═════ Input data
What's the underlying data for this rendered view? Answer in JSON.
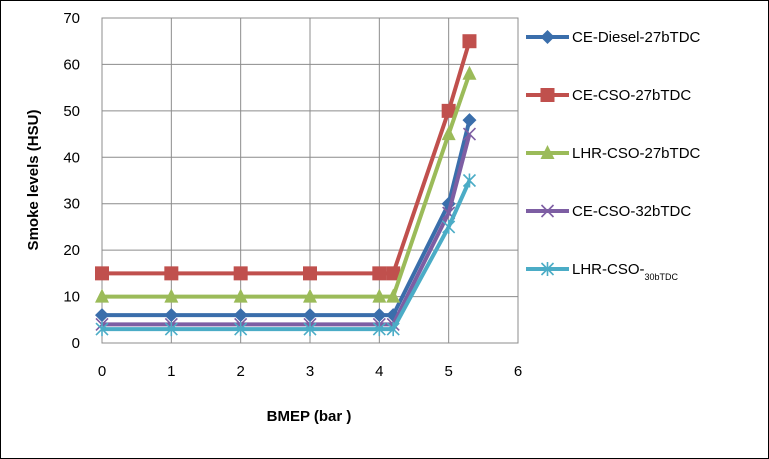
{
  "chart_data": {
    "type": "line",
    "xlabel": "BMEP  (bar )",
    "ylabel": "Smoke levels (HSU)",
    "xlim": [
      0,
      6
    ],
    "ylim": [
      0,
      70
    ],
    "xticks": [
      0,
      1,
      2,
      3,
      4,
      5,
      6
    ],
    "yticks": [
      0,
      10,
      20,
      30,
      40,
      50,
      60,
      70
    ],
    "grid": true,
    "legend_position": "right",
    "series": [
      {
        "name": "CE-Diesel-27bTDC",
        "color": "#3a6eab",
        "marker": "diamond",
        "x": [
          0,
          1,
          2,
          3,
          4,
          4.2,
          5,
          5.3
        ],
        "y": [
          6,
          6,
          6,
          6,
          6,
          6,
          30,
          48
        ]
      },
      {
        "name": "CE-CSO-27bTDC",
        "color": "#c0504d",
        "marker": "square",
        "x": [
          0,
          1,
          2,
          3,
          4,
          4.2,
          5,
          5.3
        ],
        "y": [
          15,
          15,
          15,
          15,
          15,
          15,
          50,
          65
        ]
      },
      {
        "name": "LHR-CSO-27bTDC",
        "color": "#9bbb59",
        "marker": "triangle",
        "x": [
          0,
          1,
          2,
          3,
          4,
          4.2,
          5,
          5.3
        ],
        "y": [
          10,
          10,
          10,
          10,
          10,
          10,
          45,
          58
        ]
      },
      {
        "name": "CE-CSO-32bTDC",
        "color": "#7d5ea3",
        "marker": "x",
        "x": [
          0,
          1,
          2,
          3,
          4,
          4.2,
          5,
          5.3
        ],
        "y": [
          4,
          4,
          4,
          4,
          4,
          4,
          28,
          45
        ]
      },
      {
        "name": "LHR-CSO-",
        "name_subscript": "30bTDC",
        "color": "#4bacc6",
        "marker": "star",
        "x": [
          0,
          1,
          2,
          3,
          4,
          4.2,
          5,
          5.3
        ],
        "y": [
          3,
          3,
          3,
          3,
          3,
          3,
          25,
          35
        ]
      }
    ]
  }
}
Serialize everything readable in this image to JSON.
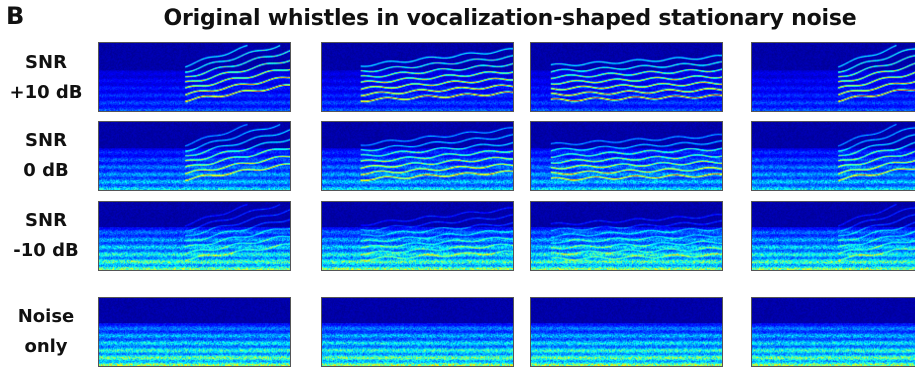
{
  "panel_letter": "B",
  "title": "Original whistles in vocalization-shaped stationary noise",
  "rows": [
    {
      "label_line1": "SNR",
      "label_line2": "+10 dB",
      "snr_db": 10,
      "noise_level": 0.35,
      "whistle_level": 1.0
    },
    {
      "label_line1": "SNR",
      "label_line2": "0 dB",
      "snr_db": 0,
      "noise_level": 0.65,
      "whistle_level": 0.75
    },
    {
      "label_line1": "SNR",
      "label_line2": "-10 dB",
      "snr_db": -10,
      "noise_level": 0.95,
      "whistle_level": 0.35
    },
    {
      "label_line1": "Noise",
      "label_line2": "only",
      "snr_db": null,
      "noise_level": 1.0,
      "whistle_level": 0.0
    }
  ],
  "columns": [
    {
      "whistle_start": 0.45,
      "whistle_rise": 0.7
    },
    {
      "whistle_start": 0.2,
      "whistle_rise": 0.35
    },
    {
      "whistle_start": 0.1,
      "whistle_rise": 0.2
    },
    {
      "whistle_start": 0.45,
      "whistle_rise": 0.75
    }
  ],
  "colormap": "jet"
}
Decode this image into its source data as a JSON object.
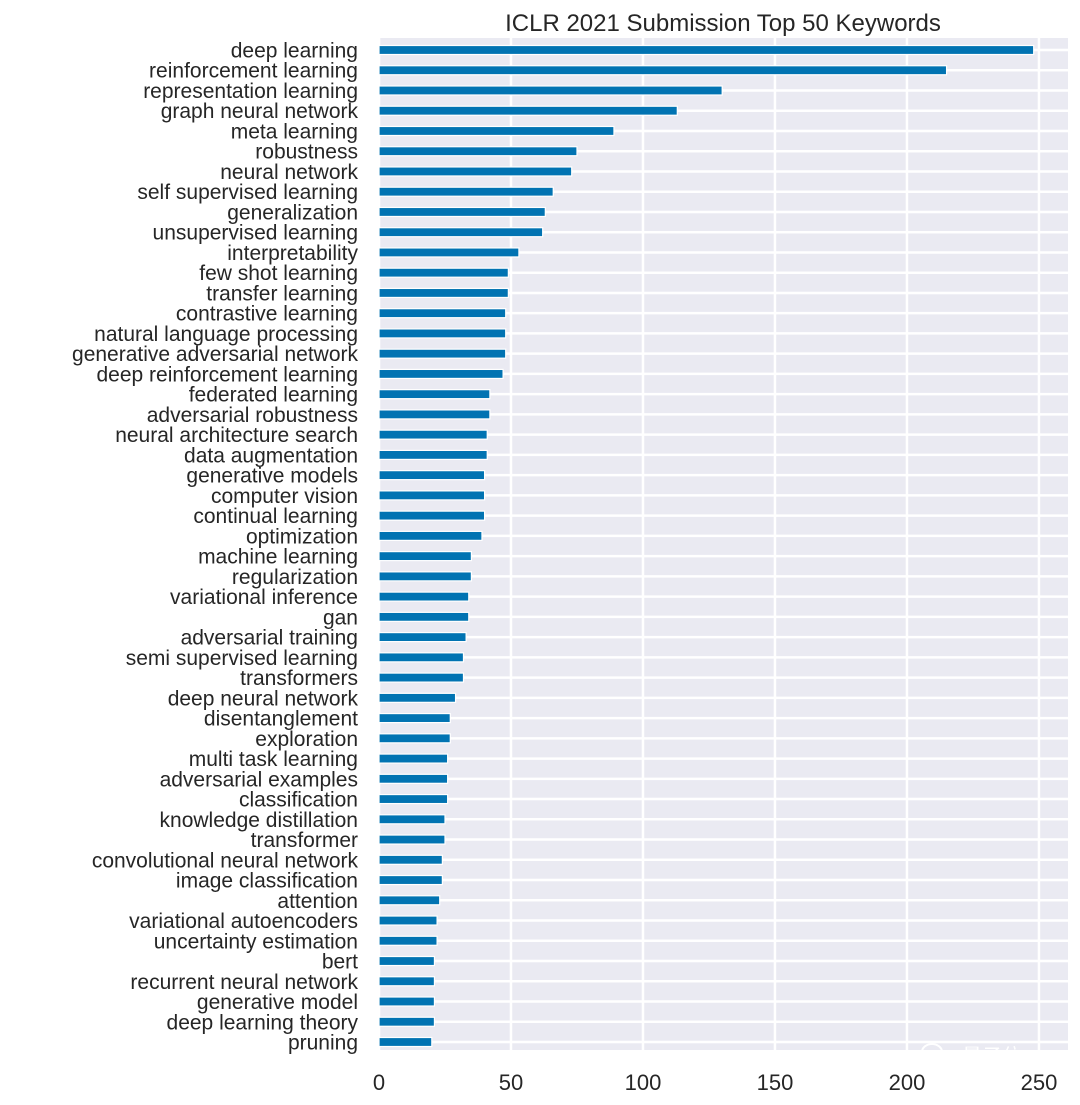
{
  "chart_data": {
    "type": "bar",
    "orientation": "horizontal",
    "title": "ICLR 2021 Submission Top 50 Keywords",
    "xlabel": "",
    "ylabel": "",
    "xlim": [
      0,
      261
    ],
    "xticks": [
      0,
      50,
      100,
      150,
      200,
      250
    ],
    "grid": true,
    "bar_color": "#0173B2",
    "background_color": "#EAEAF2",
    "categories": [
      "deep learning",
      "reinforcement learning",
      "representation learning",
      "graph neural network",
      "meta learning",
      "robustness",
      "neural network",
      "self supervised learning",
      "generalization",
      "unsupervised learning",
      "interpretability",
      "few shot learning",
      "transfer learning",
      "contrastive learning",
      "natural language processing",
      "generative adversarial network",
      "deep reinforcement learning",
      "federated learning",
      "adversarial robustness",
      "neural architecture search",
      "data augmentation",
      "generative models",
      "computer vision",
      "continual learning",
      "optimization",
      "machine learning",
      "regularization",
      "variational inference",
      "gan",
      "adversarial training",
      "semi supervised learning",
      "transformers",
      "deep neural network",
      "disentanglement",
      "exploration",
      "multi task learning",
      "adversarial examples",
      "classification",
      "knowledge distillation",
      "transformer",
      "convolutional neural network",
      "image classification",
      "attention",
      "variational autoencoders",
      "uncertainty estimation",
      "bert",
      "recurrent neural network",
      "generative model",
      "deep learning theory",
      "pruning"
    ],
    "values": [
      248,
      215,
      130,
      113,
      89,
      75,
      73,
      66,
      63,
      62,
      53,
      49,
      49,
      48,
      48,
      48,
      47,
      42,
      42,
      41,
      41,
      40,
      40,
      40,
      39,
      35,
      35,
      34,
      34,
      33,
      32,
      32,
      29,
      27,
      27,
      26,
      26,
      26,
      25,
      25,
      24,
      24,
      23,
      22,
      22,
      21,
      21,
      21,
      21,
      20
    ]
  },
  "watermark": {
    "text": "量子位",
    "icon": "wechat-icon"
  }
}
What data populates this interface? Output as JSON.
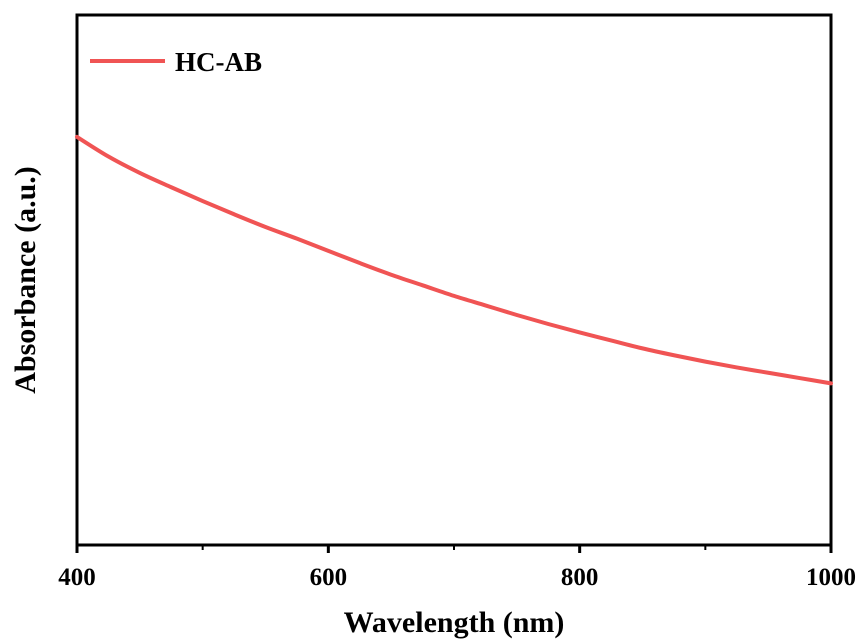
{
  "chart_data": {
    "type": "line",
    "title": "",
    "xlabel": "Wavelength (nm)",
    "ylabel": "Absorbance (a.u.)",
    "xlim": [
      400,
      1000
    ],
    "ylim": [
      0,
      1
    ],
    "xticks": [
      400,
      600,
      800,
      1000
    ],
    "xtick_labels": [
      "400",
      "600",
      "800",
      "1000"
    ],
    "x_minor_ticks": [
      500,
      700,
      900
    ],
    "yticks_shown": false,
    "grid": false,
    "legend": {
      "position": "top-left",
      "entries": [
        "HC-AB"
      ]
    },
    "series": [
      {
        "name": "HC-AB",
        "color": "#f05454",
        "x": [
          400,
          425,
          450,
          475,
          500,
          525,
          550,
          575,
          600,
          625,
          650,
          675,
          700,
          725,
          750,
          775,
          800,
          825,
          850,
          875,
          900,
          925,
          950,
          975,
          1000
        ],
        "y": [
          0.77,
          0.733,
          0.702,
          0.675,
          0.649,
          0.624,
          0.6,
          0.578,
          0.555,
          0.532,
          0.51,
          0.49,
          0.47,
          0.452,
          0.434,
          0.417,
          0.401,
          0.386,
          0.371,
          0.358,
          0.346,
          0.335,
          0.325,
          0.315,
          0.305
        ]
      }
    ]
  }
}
══════════
→ Task requirements
Leave out the pictures, and please output only the lines from the line that contains "What data populates" through the end of the data, both ends included.

→ Exercise result
What data populates this interface? Output as JSON.
{
  "chart_data": {
    "type": "line",
    "title": "",
    "xlabel": "Wavelength (nm)",
    "ylabel": "Absorbance (a.u.)",
    "xlim": [
      400,
      1000
    ],
    "ylim": [
      0,
      1
    ],
    "xticks": [
      400,
      600,
      800,
      1000
    ],
    "xtick_labels": [
      "400",
      "600",
      "800",
      "1000"
    ],
    "x_minor_ticks": [
      500,
      700,
      900
    ],
    "yticks_shown": false,
    "grid": false,
    "legend": {
      "position": "top-left",
      "entries": [
        "HC-AB"
      ]
    },
    "series": [
      {
        "name": "HC-AB",
        "color": "#f05454",
        "x": [
          400,
          425,
          450,
          475,
          500,
          525,
          550,
          575,
          600,
          625,
          650,
          675,
          700,
          725,
          750,
          775,
          800,
          825,
          850,
          875,
          900,
          925,
          950,
          975,
          1000
        ],
        "y": [
          0.77,
          0.733,
          0.702,
          0.675,
          0.649,
          0.624,
          0.6,
          0.578,
          0.555,
          0.532,
          0.51,
          0.49,
          0.47,
          0.452,
          0.434,
          0.417,
          0.401,
          0.386,
          0.371,
          0.358,
          0.346,
          0.335,
          0.325,
          0.315,
          0.305
        ]
      }
    ]
  }
}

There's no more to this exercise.